──────── Фрагмент страницы ────────
Впоследствии Евгений Львович сам про себя как-то сказал: «У меня душа легкая…» В какой-то мере эти слова верны, потому что его отличали жизнерадостность, веселость, вера в людей и в добро. И казался он человеком, живущим легко и даже бездумно. Но под этой легкостью была большая глубина. И жил он совсем не легко. Только поздней я поняла, сколько мучительного он пережил в те годы, когда мы работали вместе, и он казался беспечным.

Я упомянула, что он часто куда-то торопился. Однажды летом мы с ним поехали под Лугу в пионерские лагеря. Шварц с огромным успехом выступал перед ребятами, потом запросто болтал с окружившими его мальчишками, это у него получалось так естественно, на равных, как будто он сам мальчишка. А затем начал меня торопить: скорее, скорее, опоздаем на поезд! На станции купил несколько букетов полевых цветов и с этой охапкой сидел в вагоне, поглядывая на часы. В Ленинграде, соскочив с поезда, он бегом увлек меня к трамваю. Жили мы почти рядом. Когда трамвай подходил к Невскому, я напомнила: нам выходить. Он привстал, потом сел, потом, поколебавшись, сказал с тем самым выражением виноватости:

— Нет, я поеду дальше, мне на Пески (Песками по старинке назывался район нынешних Советских улиц).

Больше он ничего не сказал, но всем своим видом молчаливо признался, что влюблен и тревожно счастлив, но просит об этом молчать…

Да, он был тогда очень влюблен в Катю, Екатерину Ивановну, которая стала его женой и спутницей всей его жизни. Но для того, чтобы соединиться, обоим пришлось сломать то, что у них сложилось до встречи. Евгению Львовичу это было особенно трудно и тяжело, так как он оставил жену и только что родившуюся, нежно любимую дочку. Человек глубоко порядочный, честный, добрый, он мучительно страдал из-за того, что должен поступить так, и не мог поступить иначе, потому что любое другое решение привело бы к фальши, а никакой фальши он не выносил. И любовь его была такая, какая приходит раз в жизни…

В Детском отделе ОГИЗа я проработала года три, а затем перешла на работу разъездного корреспондента «Комсомольской правды», что давало мне возможность поездить, расширить круг жизненных наблюдений. К тому времени я уже ясно определила свой путь и хорошо понимала, как много мне нужно учиться и работать. День за днем подготавливала меня к будущей профессии сама атмосфера нашей редакции, блестки замечаний, предложений, оценок, которые ежедневно рассыпал Маршак, все, что вскользь, обычно в шутливой форме, говорил Евгений Шварц. Учеба шла на ходу — что и почему одобряется, что и почему вышучивается и отвергается… Им всем, моим старшим друзьям того периода, я очень многим обязана — это была чудесная школа литературной взыскательности и безупречного вкуса. С одним из этих друзей — Евгением Львовичем Шварцем — дружба протянулась через многие годы, хотя некоторое время она была дружбой на расстоянии. Война поставила нас рядом в грозный час решающей проверки.
────────
• [Вопросы к тексту]:
a. Куда, по его собственным словам во фрагменте воспоминаний о Шварце, Евгений Львович поехал дальше на трамвае, вместо того чтобы выйти у Невского?
b. Продолжите фрагмент воспоминаний о Шварце после его последнего предложения.
Записи никак не связаны с фрагментом воспоминаний о Шварце.
──────── Набор записей ────────
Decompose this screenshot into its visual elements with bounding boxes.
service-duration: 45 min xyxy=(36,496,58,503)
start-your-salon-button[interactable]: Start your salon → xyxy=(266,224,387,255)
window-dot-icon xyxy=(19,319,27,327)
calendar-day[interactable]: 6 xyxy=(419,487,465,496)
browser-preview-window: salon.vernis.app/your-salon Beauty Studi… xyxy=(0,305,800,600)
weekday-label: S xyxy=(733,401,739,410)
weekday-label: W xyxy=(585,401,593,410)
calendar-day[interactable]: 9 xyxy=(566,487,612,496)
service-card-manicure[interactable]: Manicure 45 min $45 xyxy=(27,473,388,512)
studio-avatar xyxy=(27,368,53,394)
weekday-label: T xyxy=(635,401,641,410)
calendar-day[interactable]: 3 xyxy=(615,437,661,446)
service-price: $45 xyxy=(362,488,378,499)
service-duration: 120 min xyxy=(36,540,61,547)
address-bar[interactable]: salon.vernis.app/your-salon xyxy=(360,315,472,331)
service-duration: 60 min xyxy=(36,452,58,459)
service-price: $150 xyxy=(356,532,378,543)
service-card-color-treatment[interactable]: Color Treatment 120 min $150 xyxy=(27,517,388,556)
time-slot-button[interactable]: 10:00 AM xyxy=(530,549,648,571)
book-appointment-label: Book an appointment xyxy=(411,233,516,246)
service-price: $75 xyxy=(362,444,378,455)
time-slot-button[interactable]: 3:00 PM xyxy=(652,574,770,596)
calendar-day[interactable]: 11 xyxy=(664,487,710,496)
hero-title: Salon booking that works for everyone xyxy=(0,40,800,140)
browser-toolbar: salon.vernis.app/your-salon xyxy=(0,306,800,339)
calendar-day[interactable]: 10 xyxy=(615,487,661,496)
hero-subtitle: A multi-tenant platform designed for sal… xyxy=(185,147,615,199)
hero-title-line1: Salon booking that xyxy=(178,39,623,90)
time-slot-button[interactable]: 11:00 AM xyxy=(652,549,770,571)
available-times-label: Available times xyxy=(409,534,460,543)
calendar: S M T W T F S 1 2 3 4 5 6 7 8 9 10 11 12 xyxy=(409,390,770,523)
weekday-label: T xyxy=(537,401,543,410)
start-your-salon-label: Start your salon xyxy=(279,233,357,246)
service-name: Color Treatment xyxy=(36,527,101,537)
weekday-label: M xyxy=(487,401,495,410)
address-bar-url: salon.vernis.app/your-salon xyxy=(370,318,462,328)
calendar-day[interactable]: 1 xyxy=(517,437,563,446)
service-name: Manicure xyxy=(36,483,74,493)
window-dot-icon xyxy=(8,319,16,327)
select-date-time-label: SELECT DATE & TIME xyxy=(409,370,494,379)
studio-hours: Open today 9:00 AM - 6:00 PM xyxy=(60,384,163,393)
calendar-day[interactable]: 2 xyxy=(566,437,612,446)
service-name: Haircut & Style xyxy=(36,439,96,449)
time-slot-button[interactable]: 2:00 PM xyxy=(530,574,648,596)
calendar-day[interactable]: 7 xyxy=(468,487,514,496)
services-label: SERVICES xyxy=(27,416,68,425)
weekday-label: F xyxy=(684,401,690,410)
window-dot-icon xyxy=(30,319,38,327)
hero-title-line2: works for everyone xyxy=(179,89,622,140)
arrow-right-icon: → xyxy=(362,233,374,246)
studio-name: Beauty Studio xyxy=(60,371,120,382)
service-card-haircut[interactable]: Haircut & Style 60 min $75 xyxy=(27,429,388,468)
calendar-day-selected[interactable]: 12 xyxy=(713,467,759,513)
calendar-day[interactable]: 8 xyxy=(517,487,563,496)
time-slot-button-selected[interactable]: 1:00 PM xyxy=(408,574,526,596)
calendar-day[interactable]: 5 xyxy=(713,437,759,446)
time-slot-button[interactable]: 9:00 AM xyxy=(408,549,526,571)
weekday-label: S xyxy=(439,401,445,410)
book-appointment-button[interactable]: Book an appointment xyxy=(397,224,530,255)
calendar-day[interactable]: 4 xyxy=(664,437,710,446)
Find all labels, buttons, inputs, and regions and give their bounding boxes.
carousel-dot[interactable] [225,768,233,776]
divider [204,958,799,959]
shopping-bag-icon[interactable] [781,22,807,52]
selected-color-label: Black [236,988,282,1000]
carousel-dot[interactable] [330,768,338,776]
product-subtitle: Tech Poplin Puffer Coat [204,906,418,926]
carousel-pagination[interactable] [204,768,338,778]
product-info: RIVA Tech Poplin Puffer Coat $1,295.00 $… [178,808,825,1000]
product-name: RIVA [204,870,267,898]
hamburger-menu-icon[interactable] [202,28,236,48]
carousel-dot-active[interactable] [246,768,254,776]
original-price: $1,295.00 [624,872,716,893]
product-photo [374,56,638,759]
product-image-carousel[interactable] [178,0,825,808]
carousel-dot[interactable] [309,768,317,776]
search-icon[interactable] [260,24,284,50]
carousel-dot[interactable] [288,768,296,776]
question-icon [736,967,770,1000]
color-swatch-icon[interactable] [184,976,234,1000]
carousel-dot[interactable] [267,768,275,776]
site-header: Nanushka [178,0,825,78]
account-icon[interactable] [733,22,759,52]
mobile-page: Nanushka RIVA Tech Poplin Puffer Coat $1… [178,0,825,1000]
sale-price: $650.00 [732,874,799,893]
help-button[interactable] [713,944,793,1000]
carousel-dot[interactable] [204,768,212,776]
────────
• [Ожидаемые результаты]:
a. На Пески, как по старинке назывался район нынешних Советских улиц.

b.
Начало войны застало меня на даче под Сиверской, куда я за несколько дней до того перевезла десятимесячного сынишку. На следующий день мы с большим трудом, кое-как, втиснувшись в переполненный поезд, вернулись в город, и я побежала в Союз писателей узнать, что надо делать. Моя судьба была уже определена: наш недавно избранный ответственный секретарь Борис Лихарев и большинство писателей мужчин уходили в армию, было решено оставить секретарем меня — незадолго перед тем я была выбрана «от молодежи» в новое правление. Бориса Лихарева уже не было, оргсекретарь С. Ф. Величкин тоже уходил в армию и торопливо сдал мне дела. Возле двери партбюро стояла очередь — записывались в народное ополчение. В этой очереди я сразу приметила Евгения Львовича.

Я зашла в партбюро и села в уголку. Необычно и часто неожиданно проявлялись люди в этот тревожный час. Разговорчивые становились сурово немногословными, неисправимо штатские, явно кабинетного типа, обнаруживали воинскую подтянутость. Немолодые люди с больным сердцем — такие, как литературовед Айзеншток — ожесточенно доказывали, что они совершенно здоровы, здоровяки вдруг обнаруживали у себя всяческие болезни, — один краснощекий дядечка потрясал справкой, что у него геморрой, и даже предлагал «членам правления — мужчинам» лично в этом убедиться, если они не верят справке частного врача. Всякое бывало! Евгений Шварц вошел, сцепив руки за спиной, и сказал коротко:

— Записывайте. Шварц Евгений Львович.

Записывать его не хотели — все знали, что он далеко не здоров, что он плохо владеет пальцами. Его стали убеждать, что он не сможет держать винтовку, не сможет стрелять.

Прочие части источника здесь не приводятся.